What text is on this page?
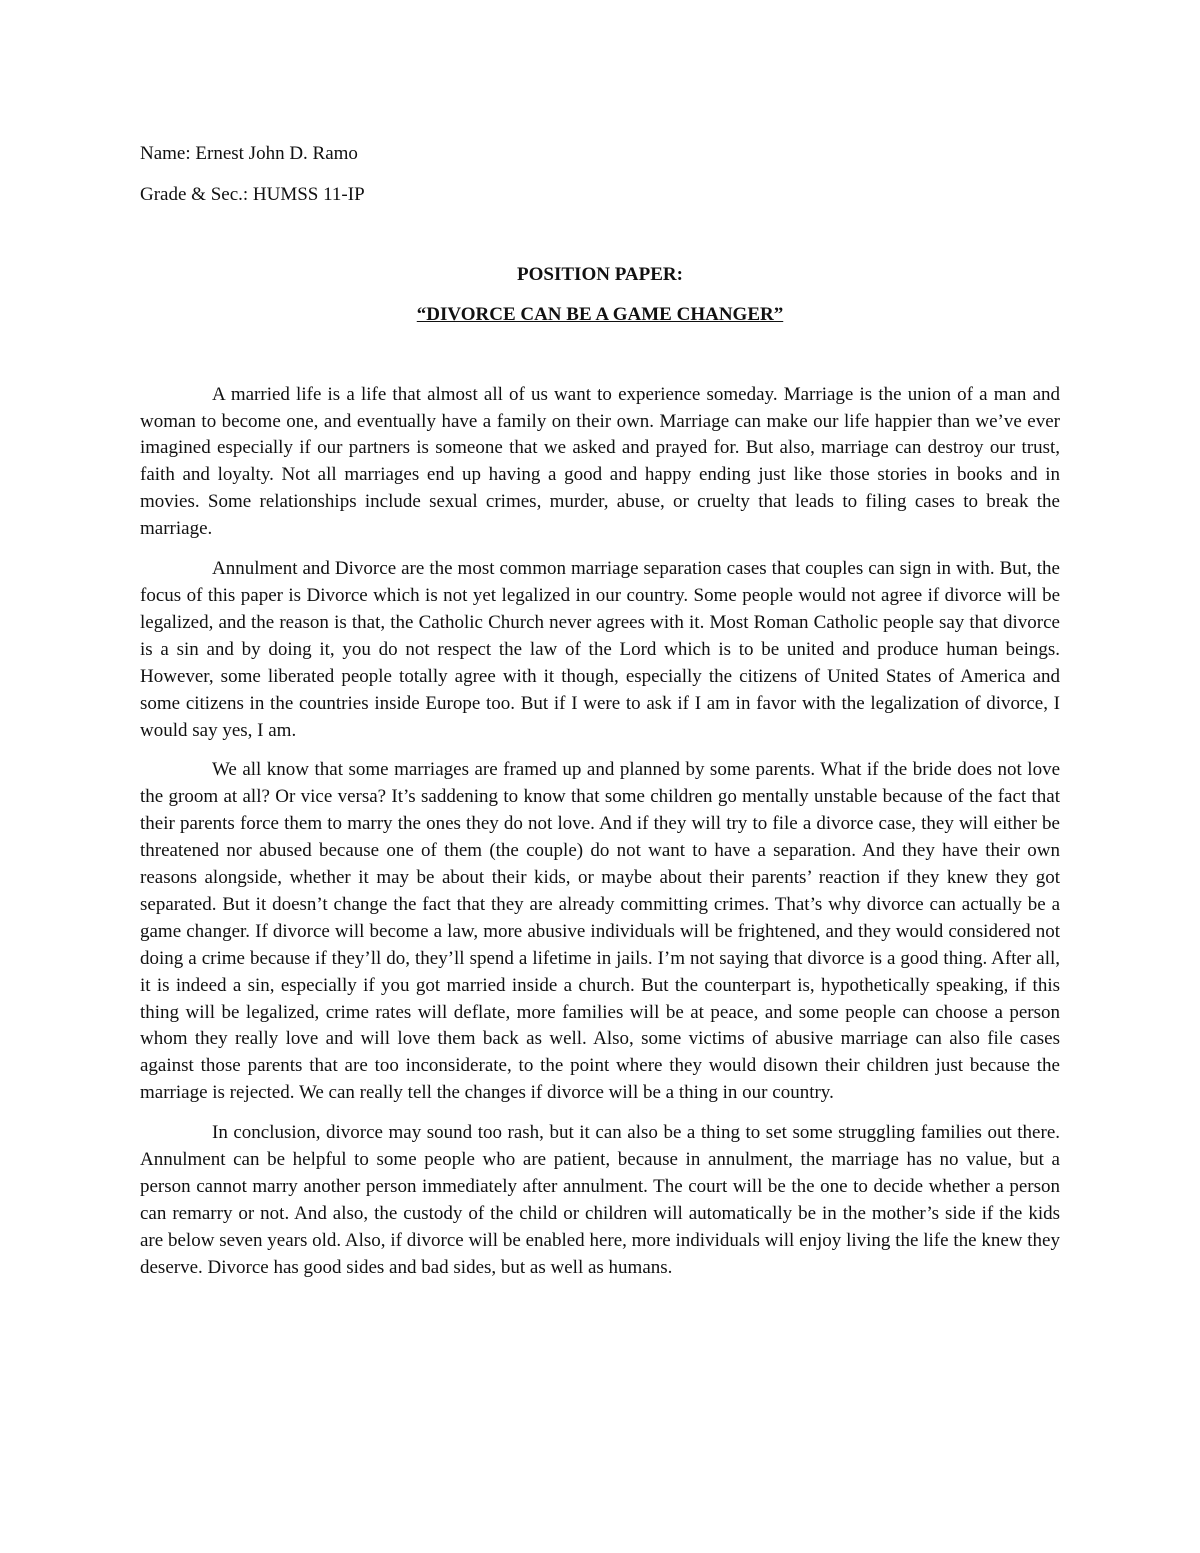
Name: Ernest John D. Ramo

Grade & Sec.: HUMSS 11-IP

POSITION PAPER:

“DIVORCE CAN BE A GAME CHANGER”

A married life is a life that almost all of us want to experience someday. Marriage is the union of a man and woman to become one, and eventually have a family on their own. Marriage can make our life happier than we’ve ever imagined especially if our partners is someone that we asked and prayed for. But also, marriage can destroy our trust, faith and loyalty. Not all marriages end up having a good and happy ending just like those stories in books and in movies. Some relationships include sexual crimes, murder, abuse, or cruelty that leads to filing cases to break the marriage.

Annulment and Divorce are the most common marriage separation cases that couples can sign in with. But, the focus of this paper is Divorce which is not yet legalized in our country. Some people would not agree if divorce will be legalized, and the reason is that, the Catholic Church never agrees with it. Most Roman Catholic people say that divorce is a sin and by doing it, you do not respect the law of the Lord which is to be united and produce human beings. However, some liberated people totally agree with it though, especially the citizens of United States of America and some citizens in the countries inside Europe too. But if I were to ask if I am in favor with the legalization of divorce, I would say yes, I am.

We all know that some marriages are framed up and planned by some parents. What if the bride does not love the groom at all? Or vice versa? It’s saddening to know that some children go mentally unstable because of the fact that their parents force them to marry the ones they do not love. And if they will try to file a divorce case, they will either be threatened nor abused because one of them (the couple) do not want to have a separation. And they have their own reasons alongside, whether it may be about their kids, or maybe about their parents’ reaction if they knew they got separated. But it doesn’t change the fact that they are already committing crimes. That’s why divorce can actually be a game changer. If divorce will become a law, more abusive individuals will be frightened, and they would considered not doing a crime because if they’ll do, they’ll spend a lifetime in jails. I’m not saying that divorce is a good thing. After all, it is indeed a sin, especially if you got married inside a church. But the counterpart is, hypothetically speaking, if this thing will be legalized, crime rates will deflate, more families will be at peace, and some people can choose a person whom they really love and will love them back as well. Also, some victims of abusive marriage can also file cases against those parents that are too inconsiderate, to the point where they would disown their children just because the marriage is rejected. We can really tell the changes if divorce will be a thing in our country.

In conclusion, divorce may sound too rash, but it can also be a thing to set some struggling families out there. Annulment can be helpful to some people who are patient, because in annulment, the marriage has no value, but a person cannot marry another person immediately after annulment. The court will be the one to decide whether a person can remarry or not. And also, the custody of the child or children will automatically be in the mother’s side if the kids are below seven years old. Also, if divorce will be enabled here, more individuals will enjoy living the life the knew they deserve. Divorce has good sides and bad sides, but as well as humans.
════
» EXERCISE TASK: Without the pictures, write out all of the material exactly.

» THE SOLUTION:
What text is on this page?
Name: Ernest John D. Ramo

Grade & Sec.: HUMSS 11-IP

POSITION PAPER:

“DIVORCE CAN BE A GAME CHANGER”

A married life is a life that almost all of us want to experience someday. Marriage is the union of a man and woman to become one, and eventually have a family on their own. Marriage can make our life happier than we’ve ever imagined especially if our partners is someone that we asked and prayed for. But also, marriage can destroy our trust, faith and loyalty. Not all marriages end up having a good and happy ending just like those stories in books and in movies. Some relationships include sexual crimes, murder, abuse, or cruelty that leads to filing cases to break the marriage.

Annulment and Divorce are the most common marriage separation cases that couples can sign in with. But, the focus of this paper is Divorce which is not yet legalized in our country. Some people would not agree if divorce will be legalized, and the reason is that, the Catholic Church never agrees with it. Most Roman Catholic people say that divorce is a sin and by doing it, you do not respect the law of the Lord which is to be united and produce human beings. However, some liberated people totally agree with it though, especially the citizens of United States of America and some citizens in the countries inside Europe too. But if I were to ask if I am in favor with the legalization of divorce, I would say yes, I am.

We all know that some marriages are framed up and planned by some parents. What if the bride does not love the groom at all? Or vice versa? It’s saddening to know that some children go mentally unstable because of the fact that their parents force them to marry the ones they do not love. And if they will try to file a divorce case, they will either be threatened nor abused because one of them (the couple) do not want to have a separation. And they have their own reasons alongside, whether it may be about their kids, or maybe about their parents’ reaction if they knew they got separated. But it doesn’t change the fact that they are already committing crimes. That’s why divorce can actually be a game changer. If divorce will become a law, more abusive individuals will be frightened, and they would considered not doing a crime because if they’ll do, they’ll spend a lifetime in jails. I’m not saying that divorce is a good thing. After all, it is indeed a sin, especially if you got married inside a church. But the counterpart is, hypothetically speaking, if this thing will be legalized, crime rates will deflate, more families will be at peace, and some people can choose a person whom they really love and will love them back as well. Also, some victims of abusive marriage can also file cases against those parents that are too inconsiderate, to the point where they would disown their children just because the marriage is rejected. We can really tell the changes if divorce will be a thing in our country.

In conclusion, divorce may sound too rash, but it can also be a thing to set some struggling families out there. Annulment can be helpful to some people who are patient, because in annulment, the marriage has no value, but a person cannot marry another person immediately after annulment. The court will be the one to decide whether a person can remarry or not. And also, the custody of the child or children will automatically be in the mother’s side if the kids are below seven years old. Also, if divorce will be enabled here, more individuals will enjoy living the life the knew they deserve. Divorce has good sides and bad sides, but as well as humans.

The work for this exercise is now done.